SHORT EXERCISE:
Note how many lines in the entries contain the string "Bogen", then give that number and nothing else.

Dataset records

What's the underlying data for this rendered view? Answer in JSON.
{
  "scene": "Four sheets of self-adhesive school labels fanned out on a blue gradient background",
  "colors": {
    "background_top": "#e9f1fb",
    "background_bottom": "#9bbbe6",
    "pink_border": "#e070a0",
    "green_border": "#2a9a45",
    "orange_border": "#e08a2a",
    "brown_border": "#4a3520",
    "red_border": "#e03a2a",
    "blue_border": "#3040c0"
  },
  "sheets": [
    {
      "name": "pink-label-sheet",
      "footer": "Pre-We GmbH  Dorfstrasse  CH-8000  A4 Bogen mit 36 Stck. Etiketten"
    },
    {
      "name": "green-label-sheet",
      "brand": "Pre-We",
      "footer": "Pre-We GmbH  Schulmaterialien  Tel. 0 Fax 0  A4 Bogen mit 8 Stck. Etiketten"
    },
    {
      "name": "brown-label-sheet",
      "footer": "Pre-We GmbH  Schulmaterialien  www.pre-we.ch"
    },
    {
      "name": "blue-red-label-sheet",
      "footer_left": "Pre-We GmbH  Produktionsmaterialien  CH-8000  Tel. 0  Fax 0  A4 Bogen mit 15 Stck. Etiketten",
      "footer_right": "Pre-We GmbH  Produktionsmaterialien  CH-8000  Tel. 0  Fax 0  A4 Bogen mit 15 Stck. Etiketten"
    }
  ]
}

...

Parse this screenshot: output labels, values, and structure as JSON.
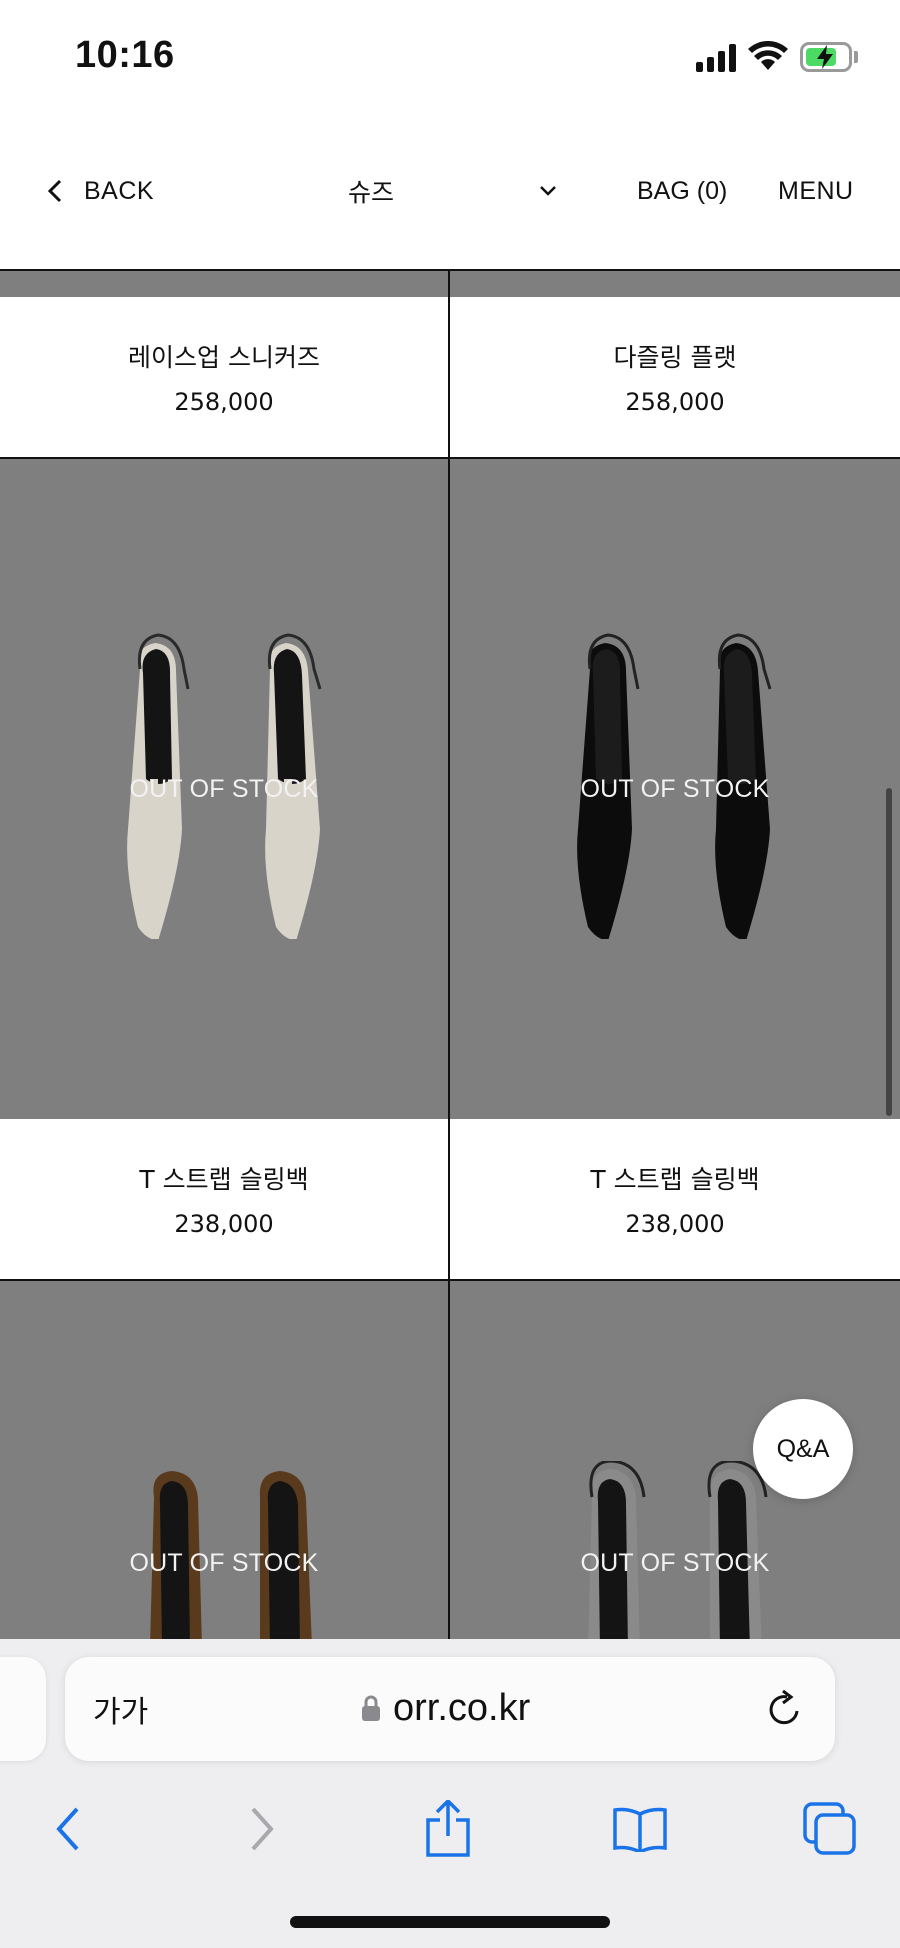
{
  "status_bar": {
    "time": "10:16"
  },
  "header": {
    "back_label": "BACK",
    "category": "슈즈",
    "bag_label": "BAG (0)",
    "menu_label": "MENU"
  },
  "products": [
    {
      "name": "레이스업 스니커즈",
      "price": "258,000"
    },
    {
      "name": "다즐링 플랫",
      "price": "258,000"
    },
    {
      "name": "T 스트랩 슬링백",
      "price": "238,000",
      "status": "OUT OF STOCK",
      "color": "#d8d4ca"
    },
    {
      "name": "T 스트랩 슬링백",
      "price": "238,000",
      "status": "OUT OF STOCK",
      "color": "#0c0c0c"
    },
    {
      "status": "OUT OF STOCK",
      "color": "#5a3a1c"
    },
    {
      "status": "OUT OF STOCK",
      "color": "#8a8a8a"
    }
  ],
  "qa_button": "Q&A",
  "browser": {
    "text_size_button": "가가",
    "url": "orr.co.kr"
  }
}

COMPLETE RESPONSE:
4